# Action item
Your task is to filter the data below down to the lines holding "tissues".

------------------------------------------------------------------------

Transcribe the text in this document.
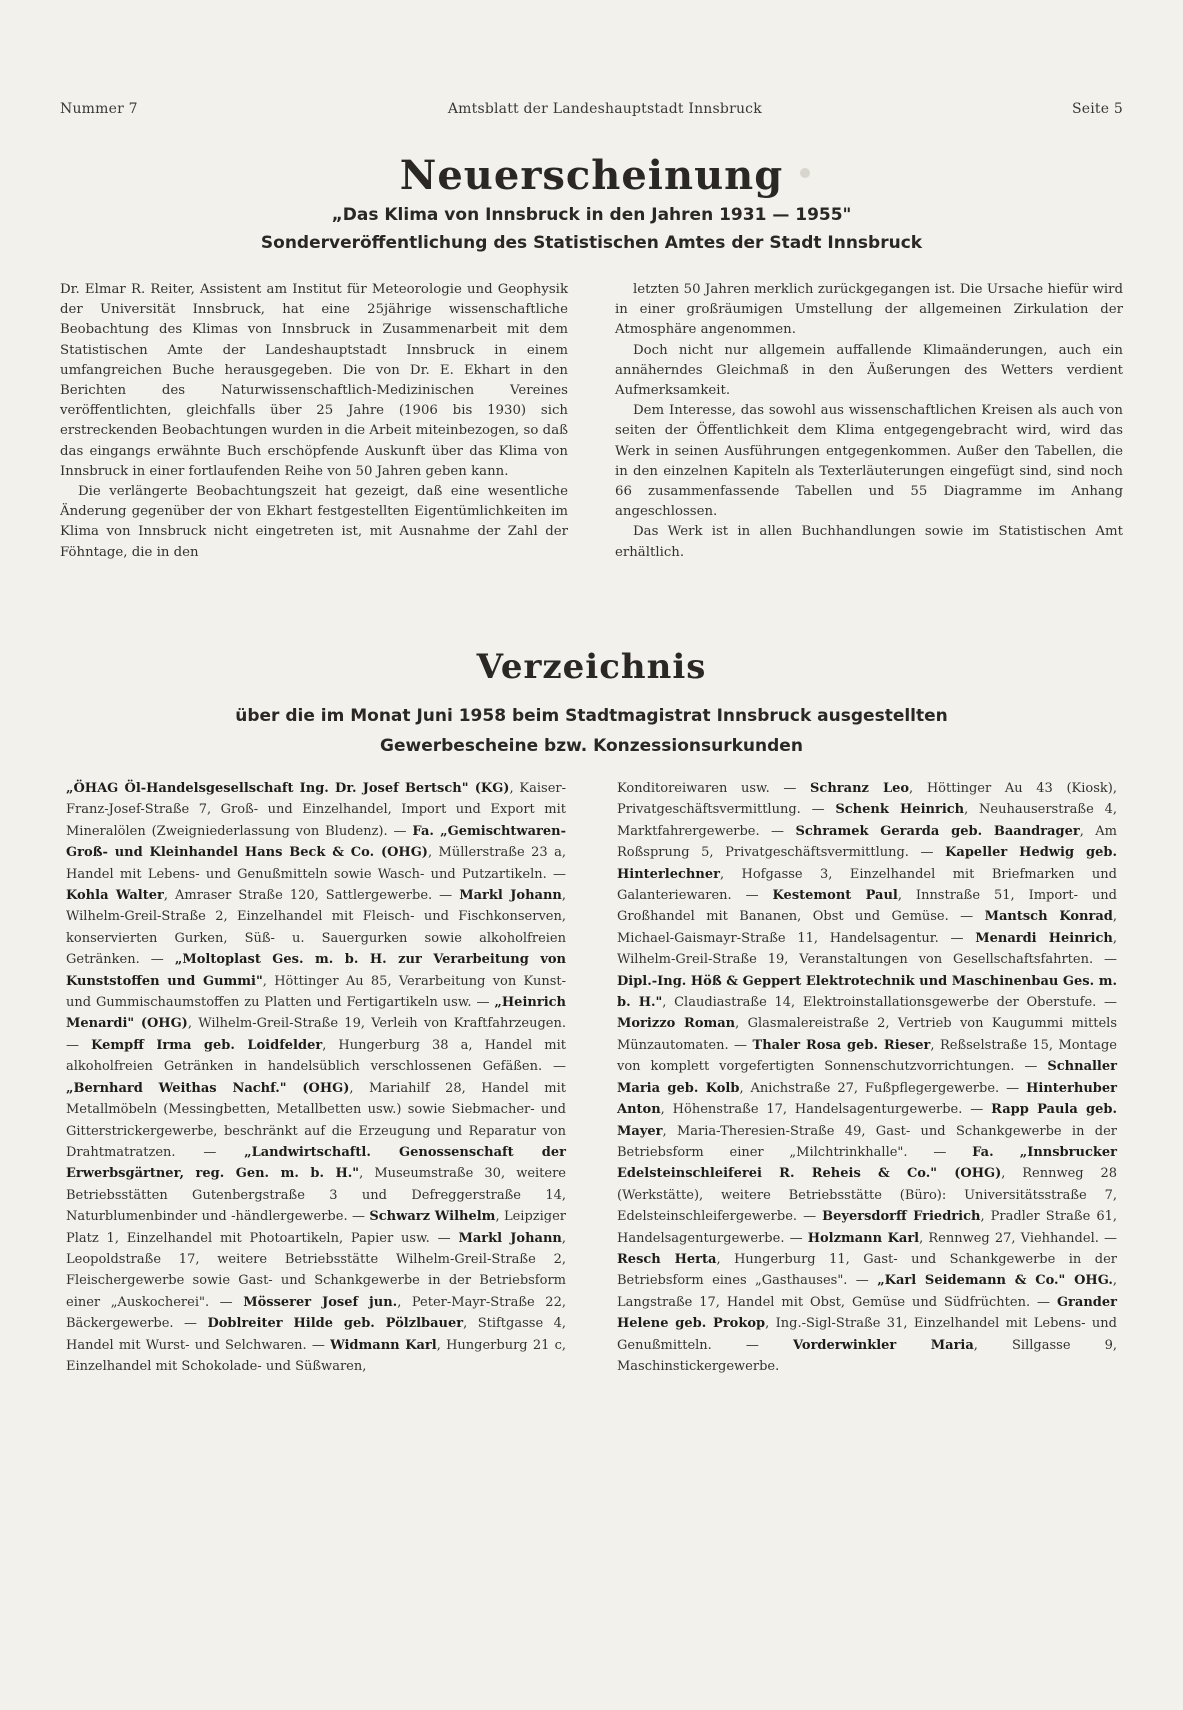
Nummer 7	Amtsblatt der Landeshauptstadt Innsbruck	Seite 5
Neuerscheinung

„Das Klima von Innsbruck in den Jahren 1931 — 1955"

Sonderveröffentlichung des Statistischen Amtes der Stadt Innsbruck

Dr. Elmar R. Reiter, Assistent am Institut für Meteorologie und Geophysik der Universität Innsbruck, hat eine 25jährige wissenschaftliche Beobachtung des Klimas von Innsbruck in Zusammenarbeit mit dem Statistischen Amte der Landeshauptstadt Innsbruck in einem umfangreichen Buche herausgegeben. Die von Dr. E. Ekhart in den Berichten des Naturwissenschaftlich-Medizinischen Vereines veröffentlichten, gleichfalls über 25 Jahre (1906 bis 1930) sich erstreckenden Beobachtungen wurden in die Arbeit miteinbezogen, so daß das eingangs erwähnte Buch erschöpfende Auskunft über das Klima von Innsbruck in einer fortlaufenden Reihe von 50 Jahren geben kann.

Die verlängerte Beobachtungszeit hat gezeigt, daß eine wesentliche Änderung gegenüber der von Ekhart festgestellten Eigentümlichkeiten im Klima von Innsbruck nicht eingetreten ist, mit Ausnahme der Zahl der Föhntage, die in den

letzten 50 Jahren merklich zurückgegangen ist. Die Ursache hiefür wird in einer großräumigen Umstellung der allgemeinen Zirkulation der Atmosphäre angenommen.

Doch nicht nur allgemein auffallende Klimaänderungen, auch ein annäherndes Gleichmaß in den Äußerungen des Wetters verdient Aufmerksamkeit.

Dem Interesse, das sowohl aus wissenschaftlichen Kreisen als auch von seiten der Öffentlichkeit dem Klima entgegengebracht wird, wird das Werk in seinen Ausführungen entgegenkommen. Außer den Tabellen, die in den einzelnen Kapiteln als Texterläuterungen eingefügt sind, sind noch 66 zusammenfassende Tabellen und 55 Diagramme im Anhang angeschlossen.

Das Werk ist in allen Buchhandlungen sowie im Statistischen Amt erhältlich.

Verzeichnis

über die im Monat Juni 1958 beim Stadtmagistrat Innsbruck ausgestellten

Gewerbescheine bzw. Konzessionsurkunden

„ÖHAG Öl-Handelsgesellschaft Ing. Dr. Josef Bertsch" (KG), Kaiser-Franz-Josef-Straße 7, Groß- und Einzelhandel, Import und Export mit Mineralölen (Zweigniederlassung von Bludenz). — Fa. „Gemischtwaren-Groß- und Kleinhandel Hans Beck & Co. (OHG), Müllerstraße 23 a, Handel mit Lebens- und Genußmitteln sowie Wasch- und Putzartikeln. — Kohla Walter, Amraser Straße 120, Sattlergewerbe. — Markl Johann, Wilhelm-Greil-Straße 2, Einzelhandel mit Fleisch- und Fischkonserven, konservierten Gurken, Süß- u. Sauergurken sowie alkoholfreien Getränken. — „Moltoplast Ges. m. b. H. zur Verarbeitung von Kunststoffen und Gummi", Höttinger Au 85, Verarbeitung von Kunst- und Gummischaumstoffen zu Platten und Fertigartikeln usw. — „Heinrich Menardi" (OHG), Wilhelm-Greil-Straße 19, Verleih von Kraftfahrzeugen. — Kempff Irma geb. Loidfelder, Hungerburg 38 a, Handel mit alkoholfreien Getränken in handelsüblich verschlossenen Gefäßen. — „Bernhard Weithas Nachf." (OHG), Mariahilf 28, Handel mit Metallmöbeln (Messingbetten, Metallbetten usw.) sowie Siebmacher- und Gitterstrickergewerbe, beschränkt auf die Erzeugung und Reparatur von Drahtmatratzen. — „Landwirtschaftl. Genossenschaft der Erwerbsgärtner, reg. Gen. m. b. H.", Museumstraße 30, weitere Betriebsstätten Gutenbergstraße 3 und Defreggerstraße 14, Naturblumenbinder und -händlergewerbe. — Schwarz Wilhelm, Leipziger Platz 1, Einzelhandel mit Photoartikeln, Papier usw. — Markl Johann, Leopoldstraße 17, weitere Betriebsstätte Wilhelm-Greil-Straße 2, Fleischergewerbe sowie Gast- und Schankgewerbe in der Betriebsform einer „Auskocherei". — Mösserer Josef jun., Peter-Mayr-Straße 22, Bäckergewerbe. — Doblreiter Hilde geb. Pölzlbauer, Stiftgasse 4, Handel mit Wurst- und Selchwaren. — Widmann Karl, Hungerburg 21 c, Einzelhandel mit Schokolade- und Süßwaren,

Konditoreiwaren usw. — Schranz Leo, Höttinger Au 43 (Kiosk), Privatgeschäftsvermittlung. — Schenk Heinrich, Neuhauserstraße 4, Marktfahrergewerbe. — Schramek Gerarda geb. Baandrager, Am Roßsprung 5, Privatgeschäftsvermittlung. — Kapeller Hedwig geb. Hinterlechner, Hofgasse 3, Einzelhandel mit Briefmarken und Galanteriewaren. — Kestemont Paul, Innstraße 51, Import- und Großhandel mit Bananen, Obst und Gemüse. — Mantsch Konrad, Michael-Gaismayr-Straße 11, Handelsagentur. — Menardi Heinrich, Wilhelm-Greil-Straße 19, Veranstaltungen von Gesellschaftsfahrten. — Dipl.-Ing. Höß & Geppert Elektrotechnik und Maschinenbau Ges. m. b. H.", Claudiastraße 14, Elektroinstallationsgewerbe der Oberstufe. — Morizzo Roman, Glasmalereistraße 2, Vertrieb von Kaugummi mittels Münzautomaten. — Thaler Rosa geb. Rieser, Reßselstraße 15, Montage von komplett vorgefertigten Sonnenschutzvorrichtungen. — Schnaller Maria geb. Kolb, Anichstraße 27, Fußpflegergewerbe. — Hinterhuber Anton, Höhenstraße 17, Handelsagenturgewerbe. — Rapp Paula geb. Mayer, Maria-Theresien-Straße 49, Gast- und Schankgewerbe in der Betriebsform einer „Milchtrinkhalle". — Fa. „Innsbrucker Edelsteinschleiferei R. Reheis & Co." (OHG), Rennweg 28 (Werkstätte), weitere Betriebsstätte (Büro): Universitätsstraße 7, Edelsteinschleifergewerbe. — Beyersdorff Friedrich, Pradler Straße 61, Handelsagenturgewerbe. — Holzmann Karl, Rennweg 27, Viehhandel. — Resch Herta, Hungerburg 11, Gast- und Schankgewerbe in der Betriebsform eines „Gasthauses". — „Karl Seidemann & Co." OHG., Langstraße 17, Handel mit Obst, Gemüse und Südfrüchten. — Grander Helene geb. Prokop, Ing.-Sigl-Straße 31, Einzelhandel mit Lebens- und Genußmitteln. — Vorderwinkler Maria, Sillgasse 9, Maschinstickergewerbe.
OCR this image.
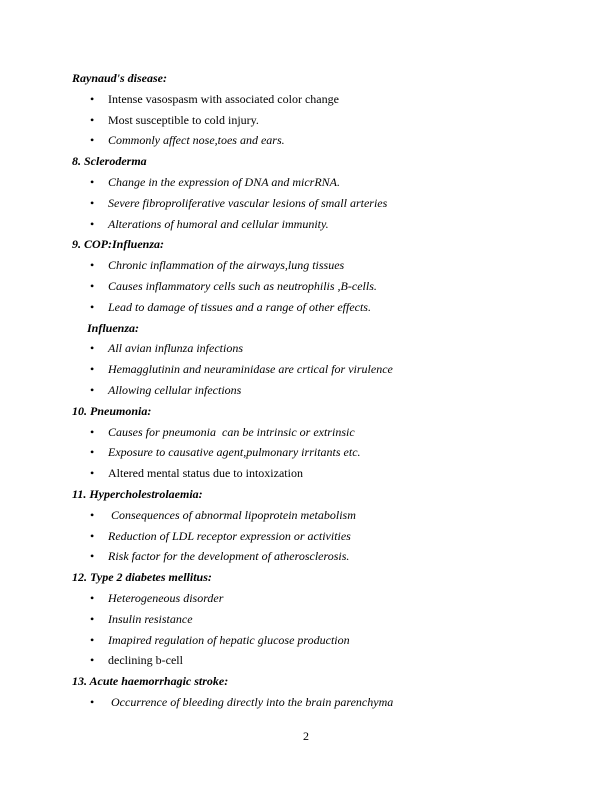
Raynaud's disease:
• Intense vasospasm with associated color change
• Most susceptible to cold injury.
• Commonly affect nose,toes and ears.
8. Scleroderma
• Change in the expression of DNA and micrRNA.
• Severe fibroproliferative vascular lesions of small arteries
• Alterations of humoral and cellular immunity.
9. COP:Influenza:
• Chronic inflammation of the airways,lung tissues
• Causes inflammatory cells such as neutrophilis ,B-cells.
• Lead to damage of tissues and a range of other effects.
Influenza:
• All avian influnza infections
• Hemagglutinin and neuraminidase are crtical for virulence
• Allowing cellular infections
10. Pneumonia:
• Causes for pneumonia  can be intrinsic or extrinsic
• Exposure to causative agent,pulmonary irritants etc.
• Altered mental status due to intoxization
11. Hypercholestrolaemia:
• Consequences of abnormal lipoprotein metabolism
• Reduction of LDL receptor expression or activities
• Risk factor for the development of atherosclerosis.
12. Type 2 diabetes mellitus:
• Heterogeneous disorder
• Insulin resistance
• Imapired regulation of hepatic glucose production
• declining b-cell
13. Acute haemorrhagic stroke:
• Occurrence of bleeding directly into the brain parenchyma
2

------------------------------------------------------------------------

# Result for this exercise
• Chronic inflammation of the airways,lung tissues
• Lead to damage of tissues and a range of other effects.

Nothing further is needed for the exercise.